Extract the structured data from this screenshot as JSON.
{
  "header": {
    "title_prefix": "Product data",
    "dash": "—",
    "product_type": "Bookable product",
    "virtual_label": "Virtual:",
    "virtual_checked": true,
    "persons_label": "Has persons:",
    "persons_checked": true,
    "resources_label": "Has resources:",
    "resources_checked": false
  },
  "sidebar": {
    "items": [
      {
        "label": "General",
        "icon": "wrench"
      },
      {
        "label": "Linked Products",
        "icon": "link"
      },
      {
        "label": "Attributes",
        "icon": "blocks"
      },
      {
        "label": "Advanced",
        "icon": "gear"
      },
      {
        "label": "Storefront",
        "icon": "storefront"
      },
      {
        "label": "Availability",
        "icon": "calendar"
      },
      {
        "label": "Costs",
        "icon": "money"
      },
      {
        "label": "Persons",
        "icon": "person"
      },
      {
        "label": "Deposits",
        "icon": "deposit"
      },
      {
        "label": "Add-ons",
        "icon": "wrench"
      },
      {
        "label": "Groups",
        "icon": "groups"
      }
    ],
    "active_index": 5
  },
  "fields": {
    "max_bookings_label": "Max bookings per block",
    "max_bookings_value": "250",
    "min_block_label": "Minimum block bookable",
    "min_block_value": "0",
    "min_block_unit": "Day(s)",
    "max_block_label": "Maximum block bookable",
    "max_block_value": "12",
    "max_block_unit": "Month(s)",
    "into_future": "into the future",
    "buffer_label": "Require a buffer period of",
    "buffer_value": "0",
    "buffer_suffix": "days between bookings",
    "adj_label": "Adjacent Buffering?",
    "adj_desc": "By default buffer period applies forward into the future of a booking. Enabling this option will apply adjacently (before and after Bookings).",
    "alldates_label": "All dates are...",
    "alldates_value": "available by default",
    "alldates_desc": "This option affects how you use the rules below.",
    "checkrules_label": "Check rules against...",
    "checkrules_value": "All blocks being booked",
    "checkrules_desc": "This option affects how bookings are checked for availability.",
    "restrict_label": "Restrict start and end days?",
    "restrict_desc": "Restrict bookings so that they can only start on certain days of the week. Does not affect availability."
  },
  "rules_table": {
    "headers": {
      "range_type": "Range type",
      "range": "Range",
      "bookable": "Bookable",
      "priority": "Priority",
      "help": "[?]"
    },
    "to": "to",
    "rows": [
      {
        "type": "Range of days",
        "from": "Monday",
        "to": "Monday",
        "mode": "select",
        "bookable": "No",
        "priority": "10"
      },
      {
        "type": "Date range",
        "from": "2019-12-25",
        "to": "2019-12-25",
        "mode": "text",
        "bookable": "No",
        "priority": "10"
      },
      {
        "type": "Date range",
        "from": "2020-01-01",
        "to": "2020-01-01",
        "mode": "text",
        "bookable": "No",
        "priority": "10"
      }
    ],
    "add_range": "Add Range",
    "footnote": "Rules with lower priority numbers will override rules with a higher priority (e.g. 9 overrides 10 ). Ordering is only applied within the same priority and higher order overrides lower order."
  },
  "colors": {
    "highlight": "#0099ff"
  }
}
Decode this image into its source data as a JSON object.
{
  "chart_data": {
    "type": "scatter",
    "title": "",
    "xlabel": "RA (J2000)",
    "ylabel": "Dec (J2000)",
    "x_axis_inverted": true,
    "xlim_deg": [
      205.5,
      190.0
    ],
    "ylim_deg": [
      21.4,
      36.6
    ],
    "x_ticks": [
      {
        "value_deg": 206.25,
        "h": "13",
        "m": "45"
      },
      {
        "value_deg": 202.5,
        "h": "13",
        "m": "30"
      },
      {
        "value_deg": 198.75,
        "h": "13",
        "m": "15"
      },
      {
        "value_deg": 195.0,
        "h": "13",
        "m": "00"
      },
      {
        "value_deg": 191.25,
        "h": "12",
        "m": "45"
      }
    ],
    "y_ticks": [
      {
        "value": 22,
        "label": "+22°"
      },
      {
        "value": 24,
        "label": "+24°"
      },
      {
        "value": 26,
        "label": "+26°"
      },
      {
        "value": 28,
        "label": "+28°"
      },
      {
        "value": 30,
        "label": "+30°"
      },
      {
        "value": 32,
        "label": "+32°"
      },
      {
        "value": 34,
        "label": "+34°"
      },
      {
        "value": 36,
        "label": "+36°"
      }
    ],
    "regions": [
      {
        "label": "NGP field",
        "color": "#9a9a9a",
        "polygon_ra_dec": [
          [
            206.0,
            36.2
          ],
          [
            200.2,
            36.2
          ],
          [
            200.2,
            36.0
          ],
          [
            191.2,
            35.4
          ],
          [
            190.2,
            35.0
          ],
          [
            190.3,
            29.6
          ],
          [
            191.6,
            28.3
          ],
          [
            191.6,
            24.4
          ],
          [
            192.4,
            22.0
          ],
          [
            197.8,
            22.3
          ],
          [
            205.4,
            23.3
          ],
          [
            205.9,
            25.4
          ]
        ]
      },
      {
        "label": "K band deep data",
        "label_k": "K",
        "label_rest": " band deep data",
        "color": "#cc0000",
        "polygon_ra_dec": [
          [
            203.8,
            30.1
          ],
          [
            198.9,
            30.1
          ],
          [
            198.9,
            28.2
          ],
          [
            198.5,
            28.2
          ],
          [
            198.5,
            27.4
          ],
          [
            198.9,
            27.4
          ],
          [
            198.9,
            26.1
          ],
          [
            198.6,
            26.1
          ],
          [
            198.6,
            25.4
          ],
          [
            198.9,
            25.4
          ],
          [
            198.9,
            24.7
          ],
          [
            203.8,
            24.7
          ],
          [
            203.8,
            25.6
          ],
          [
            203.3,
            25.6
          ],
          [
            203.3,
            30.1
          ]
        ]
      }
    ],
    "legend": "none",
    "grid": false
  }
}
_____
> What the task requires
The lines above should be duplicated exactly.

> The result
Extract the structured data from this screenshot as JSON.
{
  "header": {
    "title_prefix": "Product data",
    "dash": "—",
    "product_type": "Bookable product",
    "virtual_label": "Virtual:",
    "virtual_checked": true,
    "persons_label": "Has persons:",
    "persons_checked": true,
    "resources_label": "Has resources:",
    "resources_checked": false
  },
  "sidebar": {
    "items": [
      {
        "label": "General",
        "icon": "wrench"
      },
      {
        "label": "Linked Products",
        "icon": "link"
      },
      {
        "label": "Attributes",
        "icon": "blocks"
      },
      {
        "label": "Advanced",
        "icon": "gear"
      },
      {
        "label": "Storefront",
        "icon": "storefront"
      },
      {
        "label": "Availability",
        "icon": "calendar"
      },
      {
        "label": "Costs",
        "icon": "money"
      },
      {
        "label": "Persons",
        "icon": "person"
      },
      {
        "label": "Deposits",
        "icon": "deposit"
      },
      {
        "label": "Add-ons",
        "icon": "wrench"
      },
      {
        "label": "Groups",
        "icon": "groups"
      }
    ],
    "active_index": 5
  },
  "fields": {
    "max_bookings_label": "Max bookings per block",
    "max_bookings_value": "250",
    "min_block_label": "Minimum block bookable",
    "min_block_value": "0",
    "min_block_unit": "Day(s)",
    "max_block_label": "Maximum block bookable",
    "max_block_value": "12",
    "max_block_unit": "Month(s)",
    "into_future": "into the future",
    "buffer_label": "Require a buffer period of",
    "buffer_value": "0",
    "buffer_suffix": "days between bookings",
    "adj_label": "Adjacent Buffering?",
    "adj_desc": "By default buffer period applies forward into the future of a booking. Enabling this option will apply adjacently (before and after Bookings).",
    "alldates_label": "All dates are...",
    "alldates_value": "available by default",
    "alldates_desc": "This option affects how you use the rules below.",
    "checkrules_label": "Check rules against...",
    "checkrules_value": "All blocks being booked",
    "checkrules_desc": "This option affects how bookings are checked for availability.",
    "restrict_label": "Restrict start and end days?",
    "restrict_desc": "Restrict bookings so that they can only start on certain days of the week. Does not affect availability."
  },
  "rules_table": {
    "headers": {
      "range_type": "Range type",
      "range": "Range",
      "bookable": "Bookable",
      "priority": "Priority",
      "help": "[?]"
    },
    "to": "to",
    "rows": [
      {
        "type": "Range of days",
        "from": "Monday",
        "to": "Monday",
        "mode": "select",
        "bookable": "No",
        "priority": "10"
      },
      {
        "type": "Date range",
        "from": "2019-12-25",
        "to": "2019-12-25",
        "mode": "text",
        "bookable": "No",
        "priority": "10"
      },
      {
        "type": "Date range",
        "from": "2020-01-01",
        "to": "2020-01-01",
        "mode": "text",
        "bookable": "No",
        "priority": "10"
      }
    ],
    "add_range": "Add Range",
    "footnote": "Rules with lower priority numbers will override rules with a higher priority (e.g. 9 overrides 10 ). Ordering is only applied within the same priority and higher order overrides lower order."
  },
  "colors": {
    "highlight": "#0099ff"
  }
}
Decode this image into its source data as a JSON object.
{
  "chart_data": {
    "type": "scatter",
    "title": "",
    "xlabel": "RA (J2000)",
    "ylabel": "Dec (J2000)",
    "x_axis_inverted": true,
    "xlim_deg": [
      205.5,
      190.0
    ],
    "ylim_deg": [
      21.4,
      36.6
    ],
    "x_ticks": [
      {
        "value_deg": 206.25,
        "h": "13",
        "m": "45"
      },
      {
        "value_deg": 202.5,
        "h": "13",
        "m": "30"
      },
      {
        "value_deg": 198.75,
        "h": "13",
        "m": "15"
      },
      {
        "value_deg": 195.0,
        "h": "13",
        "m": "00"
      },
      {
        "value_deg": 191.25,
        "h": "12",
        "m": "45"
      }
    ],
    "y_ticks": [
      {
        "value": 22,
        "label": "+22°"
      },
      {
        "value": 24,
        "label": "+24°"
      },
      {
        "value": 26,
        "label": "+26°"
      },
      {
        "value": 28,
        "label": "+28°"
      },
      {
        "value": 30,
        "label": "+30°"
      },
      {
        "value": 32,
        "label": "+32°"
      },
      {
        "value": 34,
        "label": "+34°"
      },
      {
        "value": 36,
        "label": "+36°"
      }
    ],
    "regions": [
      {
        "label": "NGP field",
        "color": "#9a9a9a",
        "polygon_ra_dec": [
          [
            206.0,
            36.2
          ],
          [
            200.2,
            36.2
          ],
          [
            200.2,
            36.0
          ],
          [
            191.2,
            35.4
          ],
          [
            190.2,
            35.0
          ],
          [
            190.3,
            29.6
          ],
          [
            191.6,
            28.3
          ],
          [
            191.6,
            24.4
          ],
          [
            192.4,
            22.0
          ],
          [
            197.8,
            22.3
          ],
          [
            205.4,
            23.3
          ],
          [
            205.9,
            25.4
          ]
        ]
      },
      {
        "label": "K band deep data",
        "label_k": "K",
        "label_rest": " band deep data",
        "color": "#cc0000",
        "polygon_ra_dec": [
          [
            203.8,
            30.1
          ],
          [
            198.9,
            30.1
          ],
          [
            198.9,
            28.2
          ],
          [
            198.5,
            28.2
          ],
          [
            198.5,
            27.4
          ],
          [
            198.9,
            27.4
          ],
          [
            198.9,
            26.1
          ],
          [
            198.6,
            26.1
          ],
          [
            198.6,
            25.4
          ],
          [
            198.9,
            25.4
          ],
          [
            198.9,
            24.7
          ],
          [
            203.8,
            24.7
          ],
          [
            203.8,
            25.6
          ],
          [
            203.3,
            25.6
          ],
          [
            203.3,
            30.1
          ]
        ]
      }
    ],
    "legend": "none",
    "grid": false
  }
}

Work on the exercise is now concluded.